## To be done:
Extract, from the records beneath this instruction, each line that contains the word "name".

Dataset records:
====================
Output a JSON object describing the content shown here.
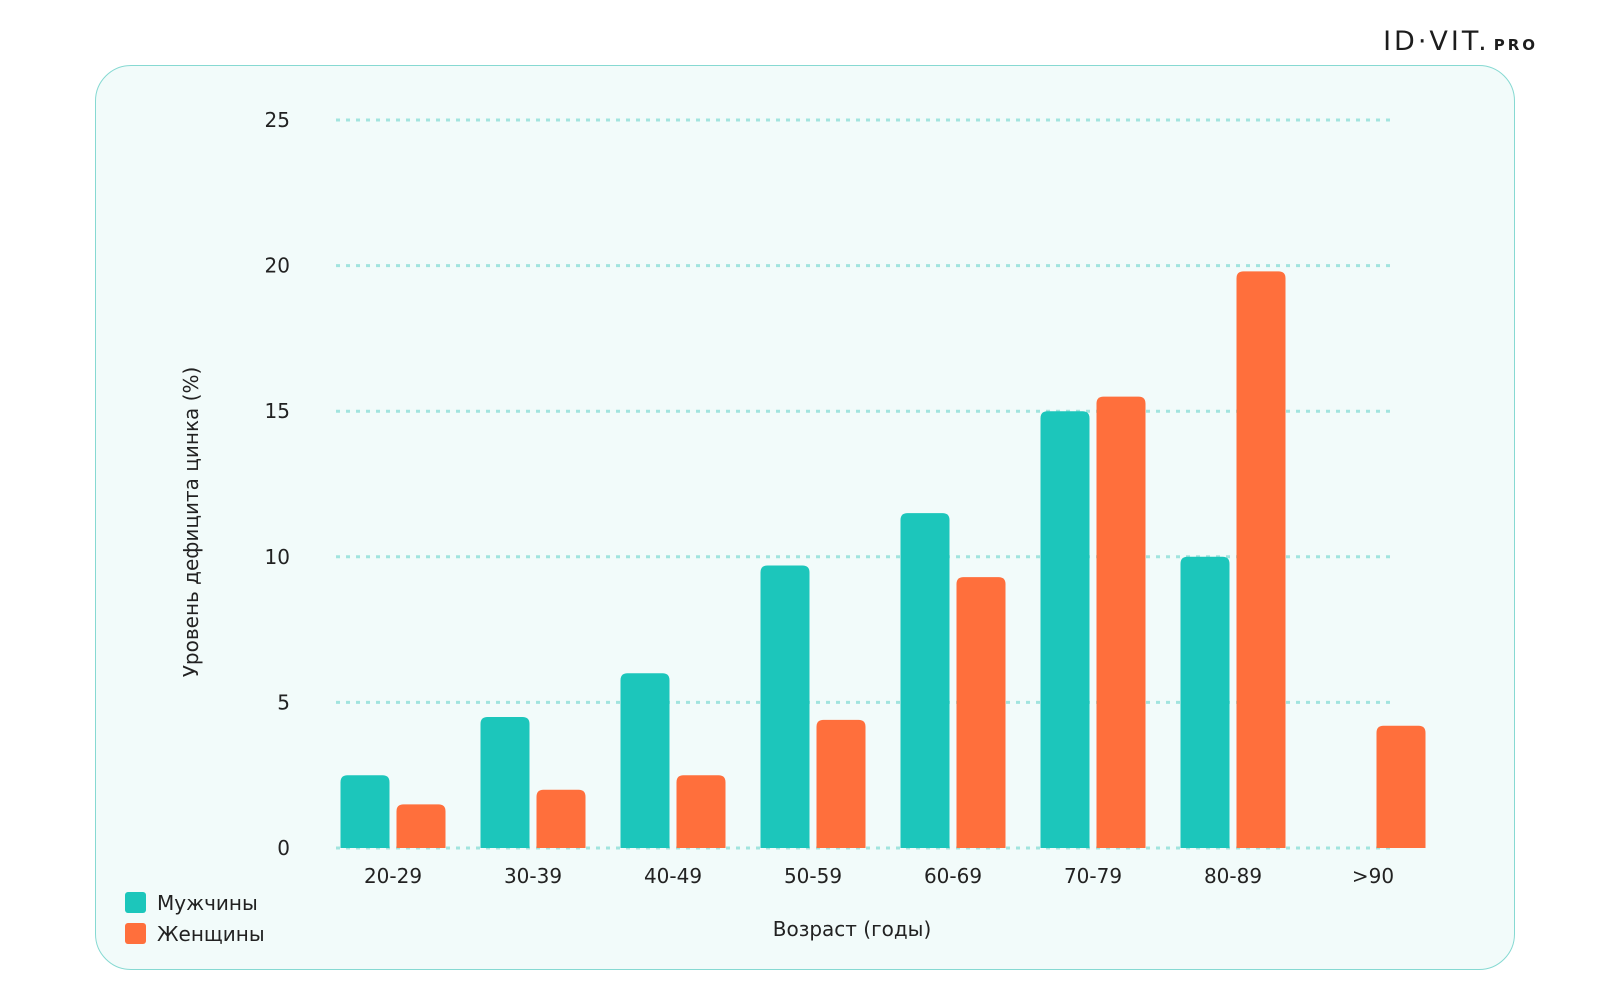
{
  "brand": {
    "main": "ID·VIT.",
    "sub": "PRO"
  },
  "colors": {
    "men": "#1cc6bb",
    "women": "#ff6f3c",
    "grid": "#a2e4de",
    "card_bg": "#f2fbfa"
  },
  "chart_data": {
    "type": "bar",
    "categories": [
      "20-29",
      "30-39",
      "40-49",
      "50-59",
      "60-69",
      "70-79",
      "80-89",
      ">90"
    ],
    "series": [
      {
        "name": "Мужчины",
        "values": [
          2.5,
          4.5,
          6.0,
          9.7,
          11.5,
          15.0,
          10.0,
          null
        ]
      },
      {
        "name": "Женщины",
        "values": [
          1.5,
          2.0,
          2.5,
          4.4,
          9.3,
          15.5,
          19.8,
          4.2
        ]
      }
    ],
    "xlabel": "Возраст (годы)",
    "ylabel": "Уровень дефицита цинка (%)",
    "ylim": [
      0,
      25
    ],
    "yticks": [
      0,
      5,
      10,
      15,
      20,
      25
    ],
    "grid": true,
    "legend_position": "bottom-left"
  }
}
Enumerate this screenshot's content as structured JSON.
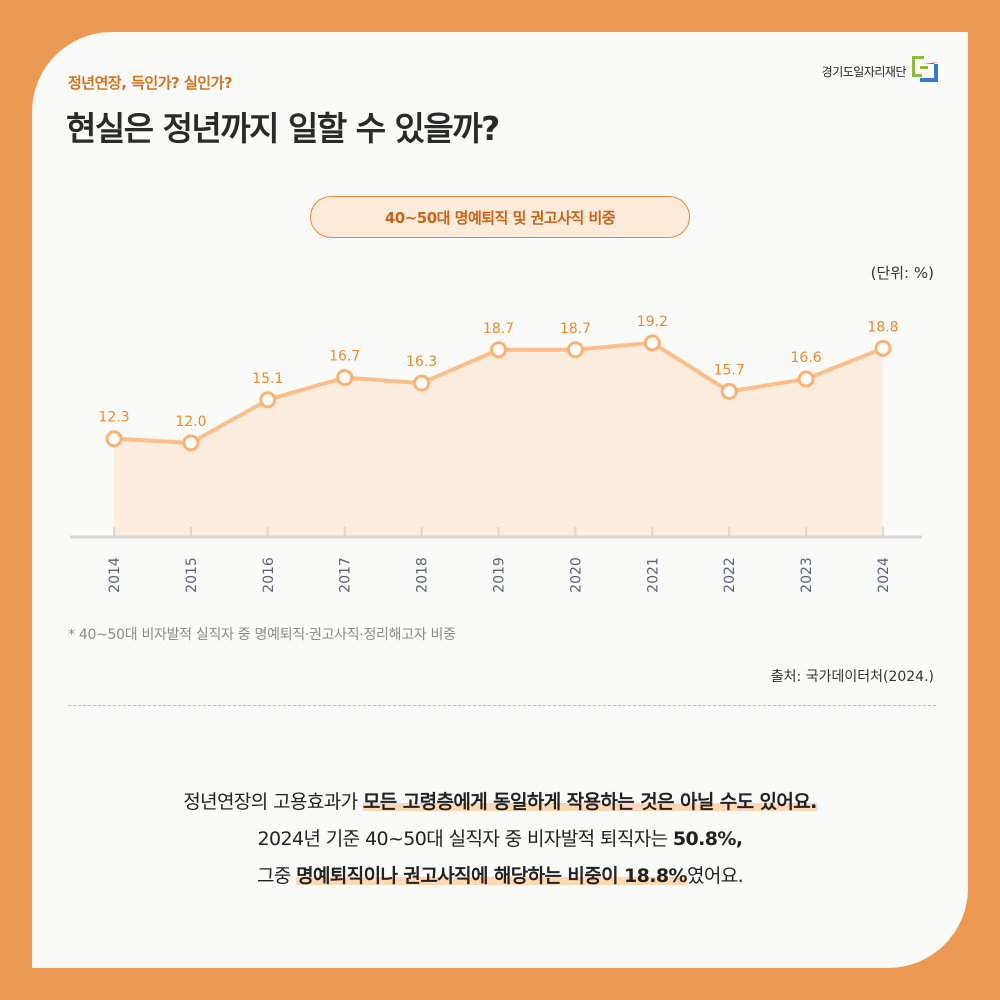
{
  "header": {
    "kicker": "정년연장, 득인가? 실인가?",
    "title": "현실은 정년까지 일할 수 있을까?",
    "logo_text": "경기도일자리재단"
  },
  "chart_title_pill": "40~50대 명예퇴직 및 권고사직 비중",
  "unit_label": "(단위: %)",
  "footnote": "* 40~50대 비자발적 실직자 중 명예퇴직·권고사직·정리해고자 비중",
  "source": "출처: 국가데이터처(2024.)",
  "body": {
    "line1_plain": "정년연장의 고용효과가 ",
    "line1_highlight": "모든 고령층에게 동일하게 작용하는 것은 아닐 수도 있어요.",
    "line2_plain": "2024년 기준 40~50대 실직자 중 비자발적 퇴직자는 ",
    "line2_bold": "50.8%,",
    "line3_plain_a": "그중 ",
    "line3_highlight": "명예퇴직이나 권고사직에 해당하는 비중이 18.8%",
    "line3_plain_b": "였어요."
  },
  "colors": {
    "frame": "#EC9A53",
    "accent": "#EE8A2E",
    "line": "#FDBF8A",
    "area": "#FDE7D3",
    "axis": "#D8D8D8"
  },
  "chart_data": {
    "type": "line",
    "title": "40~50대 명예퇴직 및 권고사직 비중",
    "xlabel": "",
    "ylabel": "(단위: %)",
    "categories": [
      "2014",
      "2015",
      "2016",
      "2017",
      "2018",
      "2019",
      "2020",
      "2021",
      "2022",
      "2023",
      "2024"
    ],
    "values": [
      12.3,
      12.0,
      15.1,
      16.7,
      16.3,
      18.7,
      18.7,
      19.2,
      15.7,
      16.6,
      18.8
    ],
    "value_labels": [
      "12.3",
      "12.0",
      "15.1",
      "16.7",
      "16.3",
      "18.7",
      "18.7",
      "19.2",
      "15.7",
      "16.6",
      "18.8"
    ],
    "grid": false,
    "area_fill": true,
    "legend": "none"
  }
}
====================
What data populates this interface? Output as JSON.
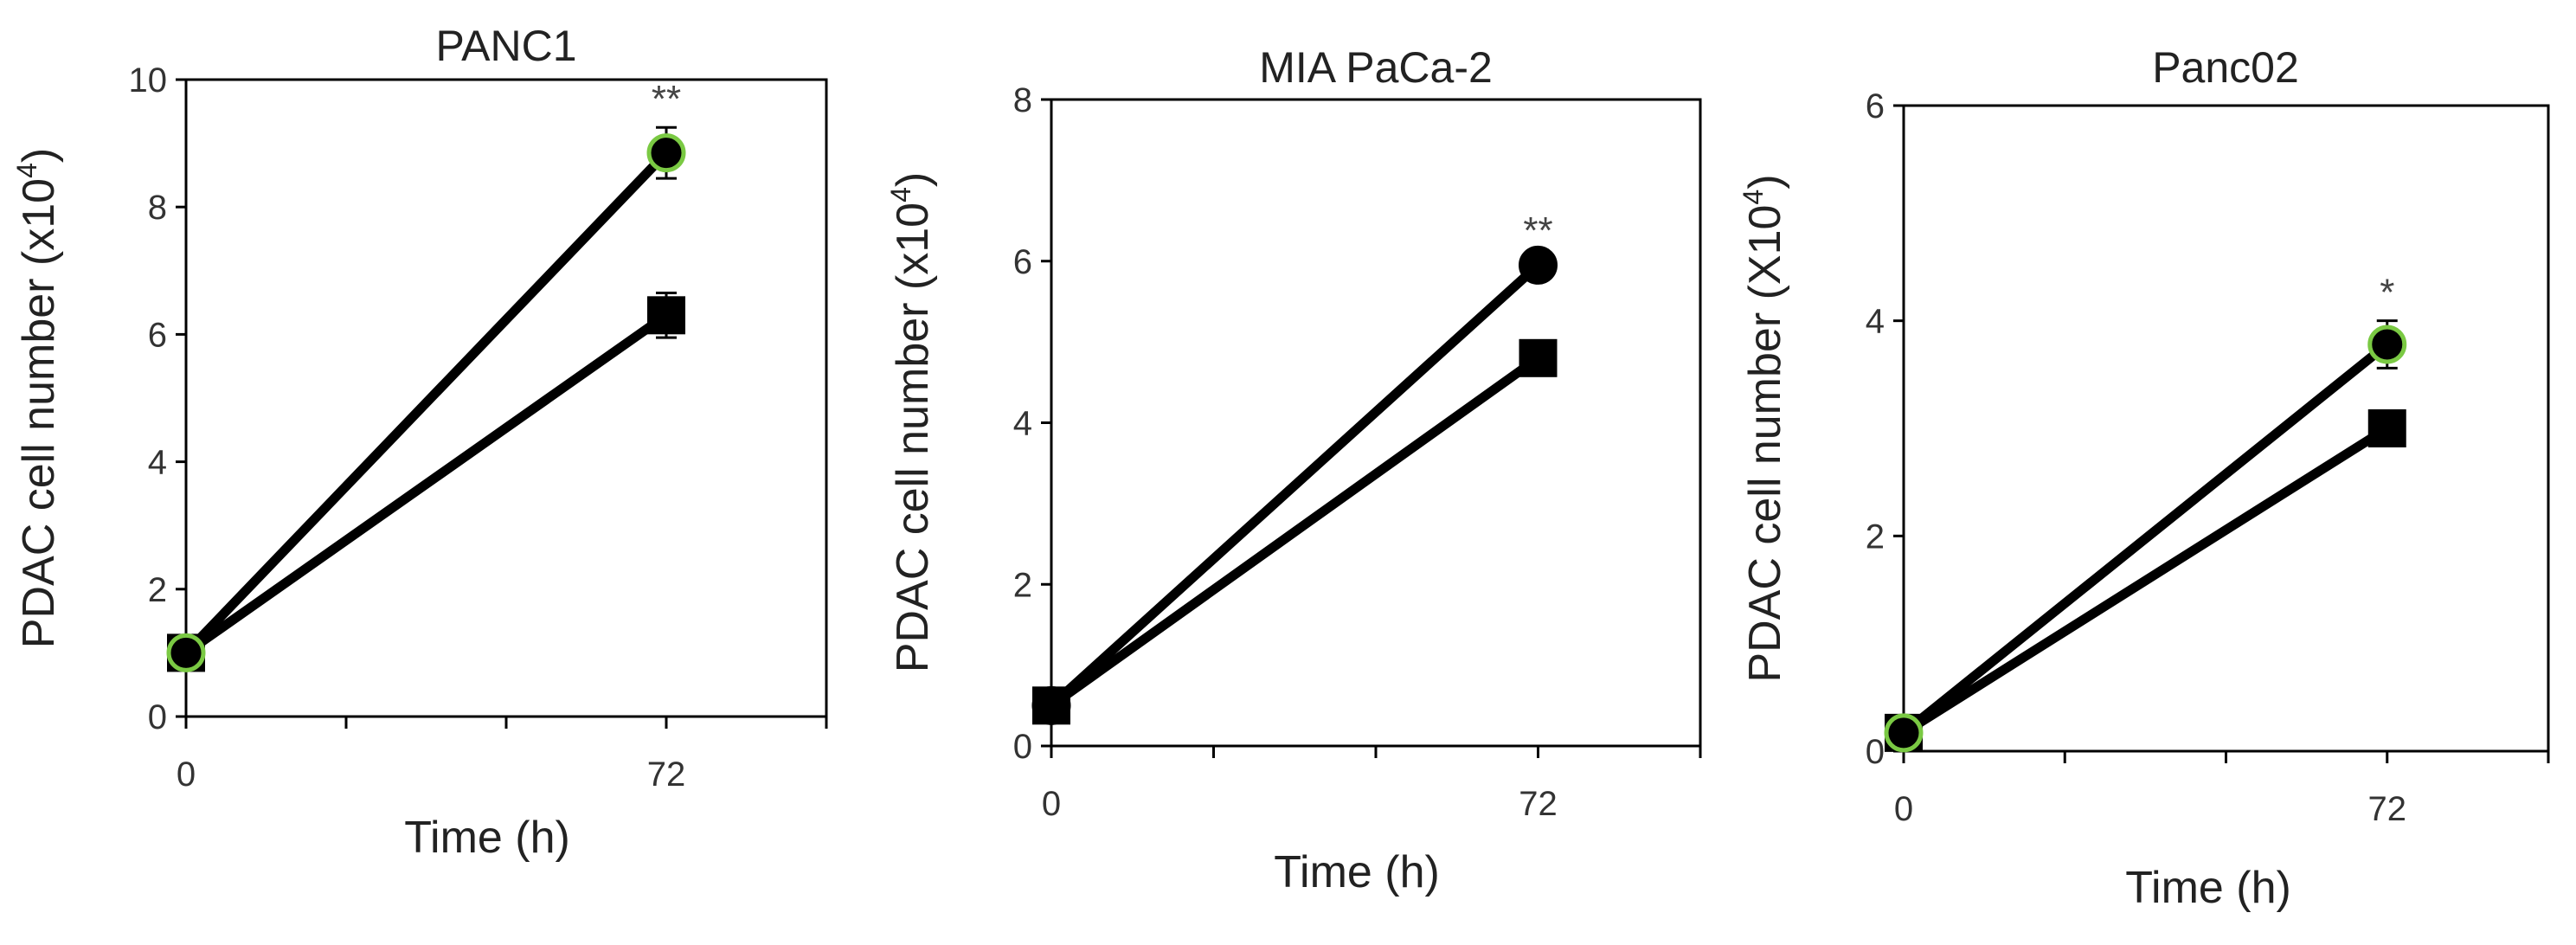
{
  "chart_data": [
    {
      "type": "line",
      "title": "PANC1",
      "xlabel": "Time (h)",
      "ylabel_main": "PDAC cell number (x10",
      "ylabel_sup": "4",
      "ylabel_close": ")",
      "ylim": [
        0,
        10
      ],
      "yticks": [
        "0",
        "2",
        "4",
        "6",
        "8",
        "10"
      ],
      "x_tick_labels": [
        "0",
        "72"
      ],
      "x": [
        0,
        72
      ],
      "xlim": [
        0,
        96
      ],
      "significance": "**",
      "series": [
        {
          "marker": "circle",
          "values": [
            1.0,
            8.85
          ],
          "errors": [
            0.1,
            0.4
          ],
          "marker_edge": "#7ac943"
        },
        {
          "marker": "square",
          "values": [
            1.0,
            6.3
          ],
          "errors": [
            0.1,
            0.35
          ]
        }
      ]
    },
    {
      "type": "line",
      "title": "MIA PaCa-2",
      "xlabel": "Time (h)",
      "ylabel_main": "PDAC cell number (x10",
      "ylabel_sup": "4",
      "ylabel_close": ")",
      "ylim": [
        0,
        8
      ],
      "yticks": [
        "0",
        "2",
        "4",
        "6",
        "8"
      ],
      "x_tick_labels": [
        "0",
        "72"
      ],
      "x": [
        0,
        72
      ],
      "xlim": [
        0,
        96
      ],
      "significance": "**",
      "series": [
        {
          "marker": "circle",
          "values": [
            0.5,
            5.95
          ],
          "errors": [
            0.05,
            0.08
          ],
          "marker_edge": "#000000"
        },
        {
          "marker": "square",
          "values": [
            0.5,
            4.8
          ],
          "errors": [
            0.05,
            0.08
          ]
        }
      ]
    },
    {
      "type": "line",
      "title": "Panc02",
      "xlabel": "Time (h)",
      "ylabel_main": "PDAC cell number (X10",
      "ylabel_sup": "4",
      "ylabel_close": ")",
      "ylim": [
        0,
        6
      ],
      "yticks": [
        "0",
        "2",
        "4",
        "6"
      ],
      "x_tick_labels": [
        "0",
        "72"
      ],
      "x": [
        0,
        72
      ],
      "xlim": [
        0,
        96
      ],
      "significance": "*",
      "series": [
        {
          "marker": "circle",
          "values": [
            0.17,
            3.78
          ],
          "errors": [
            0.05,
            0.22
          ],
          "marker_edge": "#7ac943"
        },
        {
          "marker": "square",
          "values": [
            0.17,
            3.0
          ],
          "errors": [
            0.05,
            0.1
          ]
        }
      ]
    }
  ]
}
====================
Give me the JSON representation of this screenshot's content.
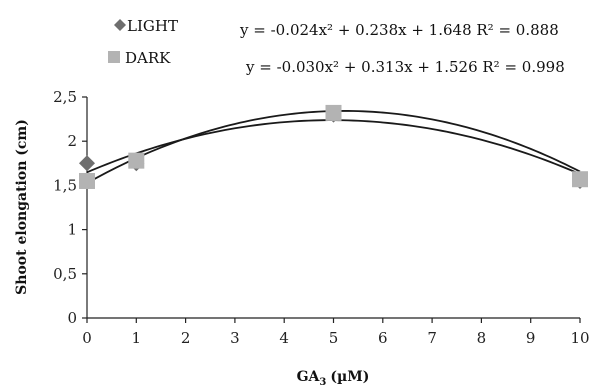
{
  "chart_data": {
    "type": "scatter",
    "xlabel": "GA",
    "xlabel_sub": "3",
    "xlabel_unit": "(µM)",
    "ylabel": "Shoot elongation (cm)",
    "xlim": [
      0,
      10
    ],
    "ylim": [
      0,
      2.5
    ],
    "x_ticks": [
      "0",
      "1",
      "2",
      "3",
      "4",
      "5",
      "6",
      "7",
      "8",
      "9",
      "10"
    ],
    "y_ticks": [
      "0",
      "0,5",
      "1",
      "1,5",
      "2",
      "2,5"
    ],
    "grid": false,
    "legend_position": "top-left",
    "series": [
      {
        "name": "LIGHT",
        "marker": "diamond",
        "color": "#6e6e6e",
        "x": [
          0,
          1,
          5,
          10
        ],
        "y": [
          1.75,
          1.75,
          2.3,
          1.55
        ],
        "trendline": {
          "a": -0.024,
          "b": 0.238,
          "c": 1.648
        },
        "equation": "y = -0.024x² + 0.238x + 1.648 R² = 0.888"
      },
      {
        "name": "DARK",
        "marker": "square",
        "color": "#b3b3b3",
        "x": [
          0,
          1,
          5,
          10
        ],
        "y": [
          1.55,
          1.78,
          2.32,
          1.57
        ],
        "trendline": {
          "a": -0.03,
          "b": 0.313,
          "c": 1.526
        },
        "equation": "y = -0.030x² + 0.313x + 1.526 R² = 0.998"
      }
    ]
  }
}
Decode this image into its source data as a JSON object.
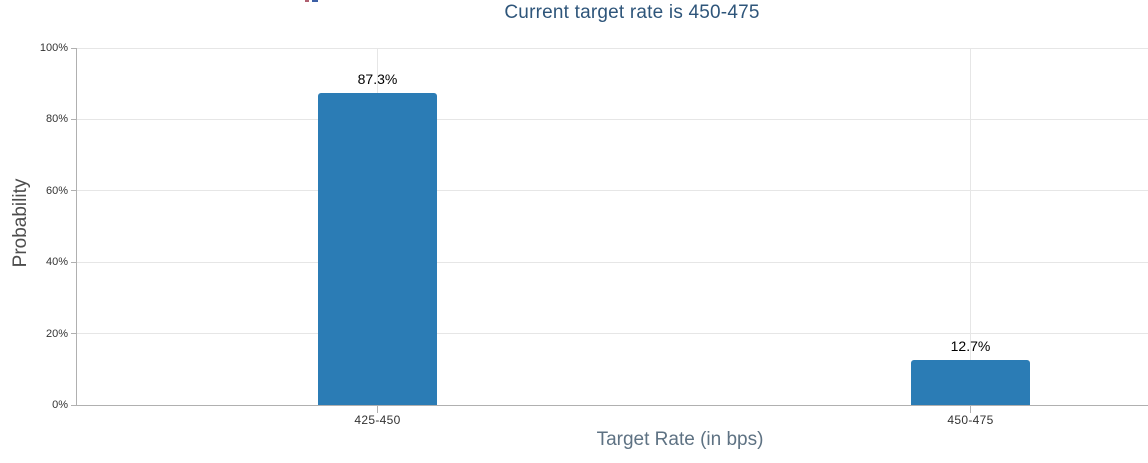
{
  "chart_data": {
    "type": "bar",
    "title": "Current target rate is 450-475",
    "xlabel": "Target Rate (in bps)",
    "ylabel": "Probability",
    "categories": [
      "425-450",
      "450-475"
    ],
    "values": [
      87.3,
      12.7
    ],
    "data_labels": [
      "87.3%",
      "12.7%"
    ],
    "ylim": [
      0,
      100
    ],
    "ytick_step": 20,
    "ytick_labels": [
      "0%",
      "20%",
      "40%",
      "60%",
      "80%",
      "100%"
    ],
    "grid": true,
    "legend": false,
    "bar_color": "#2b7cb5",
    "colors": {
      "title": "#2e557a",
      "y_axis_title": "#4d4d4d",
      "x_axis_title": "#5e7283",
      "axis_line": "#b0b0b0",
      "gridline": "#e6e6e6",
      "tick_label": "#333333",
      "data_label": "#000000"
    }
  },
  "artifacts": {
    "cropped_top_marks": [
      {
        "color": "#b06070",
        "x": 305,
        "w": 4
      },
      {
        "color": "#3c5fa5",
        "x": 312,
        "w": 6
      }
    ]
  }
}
====================
## Solution to this problem:
        "name": "Мужчины",
        "name": "Женщины",
        "name": "LIGHT",
        "name": "DARK",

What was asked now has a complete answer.